▸ GIVEN PROBLEM:
Each line of the data that includes the string "label" is to be copied out.

BEGIN DATA EXCERPTS

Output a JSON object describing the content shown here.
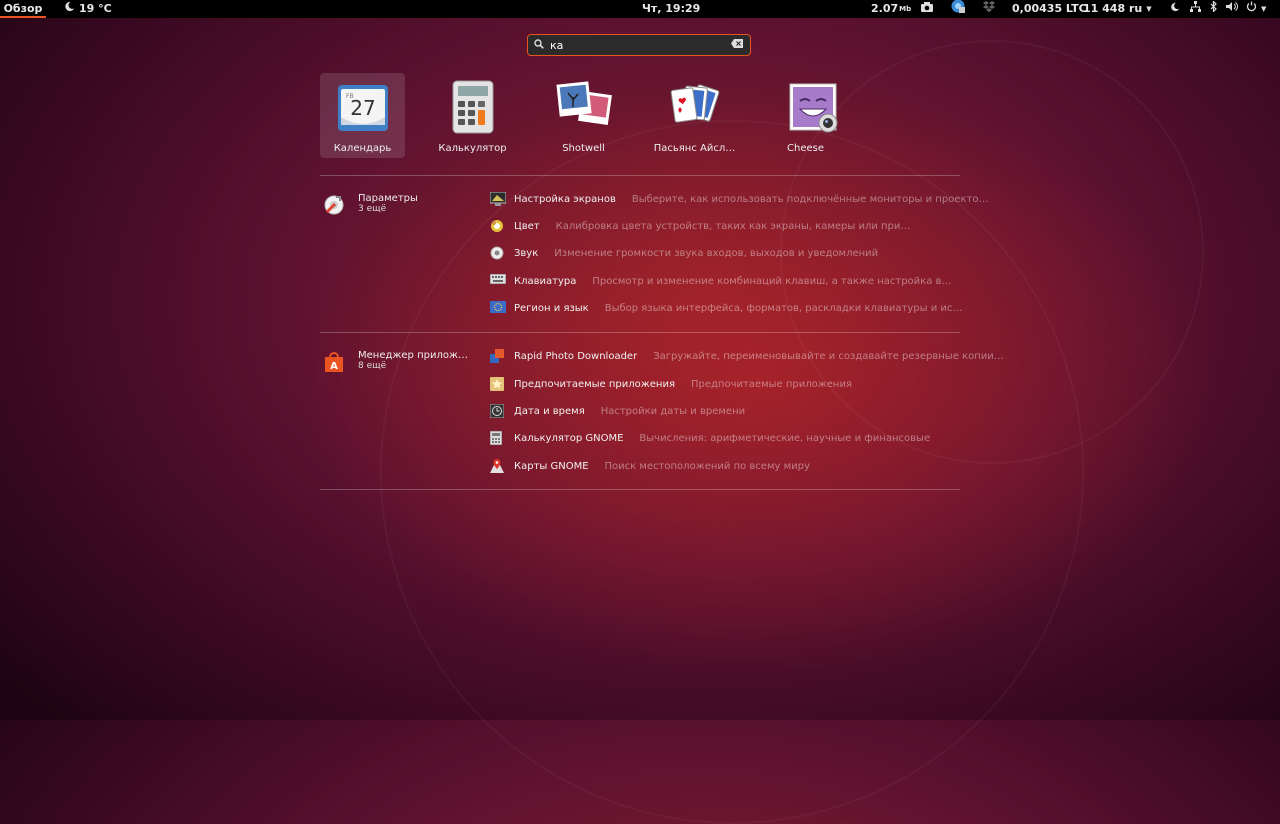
{
  "topbar": {
    "activities": "Обзор",
    "weather": "19 °C",
    "clock": "Чт, 19:29",
    "net_speed": "2.07",
    "net_unit": "Mb",
    "crypto": "0,00435 LTC",
    "counter": "11 448",
    "language": "ru"
  },
  "search": {
    "query": "ка"
  },
  "apps": [
    {
      "label": "Календарь",
      "day": "27",
      "month": "FB"
    },
    {
      "label": "Калькулятор"
    },
    {
      "label": "Shotwell"
    },
    {
      "label": "Пасьянс Айсл…"
    },
    {
      "label": "Cheese"
    }
  ],
  "sections": [
    {
      "name": "Параметры",
      "more": "3 ещё",
      "results": [
        {
          "title": "Настройка экранов",
          "desc": "Выберите, как использовать подключённые мониторы и проекторы"
        },
        {
          "title": "Цвет",
          "desc": "Калибровка цвета устройств, таких как экраны, камеры или принтеры"
        },
        {
          "title": "Звук",
          "desc": "Изменение громкости звука входов, выходов и уведомлений"
        },
        {
          "title": "Клавиатура",
          "desc": "Просмотр и изменение комбинаций клавиш, а также настройка ввода"
        },
        {
          "title": "Регион и язык",
          "desc": "Выбор языка интерфейса, форматов, раскладки клавиатуры и источник…"
        }
      ]
    },
    {
      "name": "Менеджер прилож…",
      "more": "8 ещё",
      "results": [
        {
          "title": "Rapid Photo Downloader",
          "desc": "Загружайте, переименовывайте и создавайте резервные копии…"
        },
        {
          "title": "Предпочитаемые приложения",
          "desc": "Предпочитаемые приложения"
        },
        {
          "title": "Дата и время",
          "desc": "Настройки даты и времени"
        },
        {
          "title": "Калькулятор GNOME",
          "desc": "Вычисления: арифметические, научные и финансовые"
        },
        {
          "title": "Карты GNOME",
          "desc": "Поиск местоположений по всему миру"
        }
      ]
    }
  ],
  "colors": {
    "accent": "#e95420",
    "topbar": "#000000"
  }
}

END DATA EXCERPTS

▸ SOLUTION BELOW:
      "label": "Календарь",
      "label": "Калькулятор"
      "label": "Shotwell"
      "label": "Пасьянс Айсл…"
      "label": "Cheese"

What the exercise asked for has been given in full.